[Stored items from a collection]
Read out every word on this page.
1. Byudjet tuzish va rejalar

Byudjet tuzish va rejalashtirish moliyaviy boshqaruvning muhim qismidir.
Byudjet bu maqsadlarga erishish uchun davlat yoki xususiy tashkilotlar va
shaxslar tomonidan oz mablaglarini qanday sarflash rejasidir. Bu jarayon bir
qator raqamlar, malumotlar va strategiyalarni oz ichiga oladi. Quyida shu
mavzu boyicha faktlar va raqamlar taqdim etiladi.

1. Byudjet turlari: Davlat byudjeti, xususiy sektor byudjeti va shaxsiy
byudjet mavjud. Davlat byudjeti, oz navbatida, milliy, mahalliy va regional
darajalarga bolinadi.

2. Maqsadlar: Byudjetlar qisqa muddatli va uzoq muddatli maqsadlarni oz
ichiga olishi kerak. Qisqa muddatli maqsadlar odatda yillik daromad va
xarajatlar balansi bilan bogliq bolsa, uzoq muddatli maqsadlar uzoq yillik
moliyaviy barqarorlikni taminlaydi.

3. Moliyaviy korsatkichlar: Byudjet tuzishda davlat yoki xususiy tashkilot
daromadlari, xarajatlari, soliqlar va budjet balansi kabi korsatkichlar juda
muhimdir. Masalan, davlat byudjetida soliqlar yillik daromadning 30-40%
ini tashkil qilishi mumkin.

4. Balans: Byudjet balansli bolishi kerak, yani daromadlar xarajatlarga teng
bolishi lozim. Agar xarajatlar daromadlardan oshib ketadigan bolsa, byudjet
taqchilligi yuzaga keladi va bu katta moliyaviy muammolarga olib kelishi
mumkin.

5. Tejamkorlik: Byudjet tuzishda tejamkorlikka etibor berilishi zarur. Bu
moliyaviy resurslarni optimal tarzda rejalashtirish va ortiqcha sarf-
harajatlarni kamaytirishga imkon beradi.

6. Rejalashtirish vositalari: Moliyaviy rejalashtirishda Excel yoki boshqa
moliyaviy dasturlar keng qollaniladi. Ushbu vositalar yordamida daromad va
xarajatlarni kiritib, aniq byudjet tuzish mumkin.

DIRECTIVE — Look through the records and count each line that holds "balansi". Write only the total.

RESPONSE BELOW — 2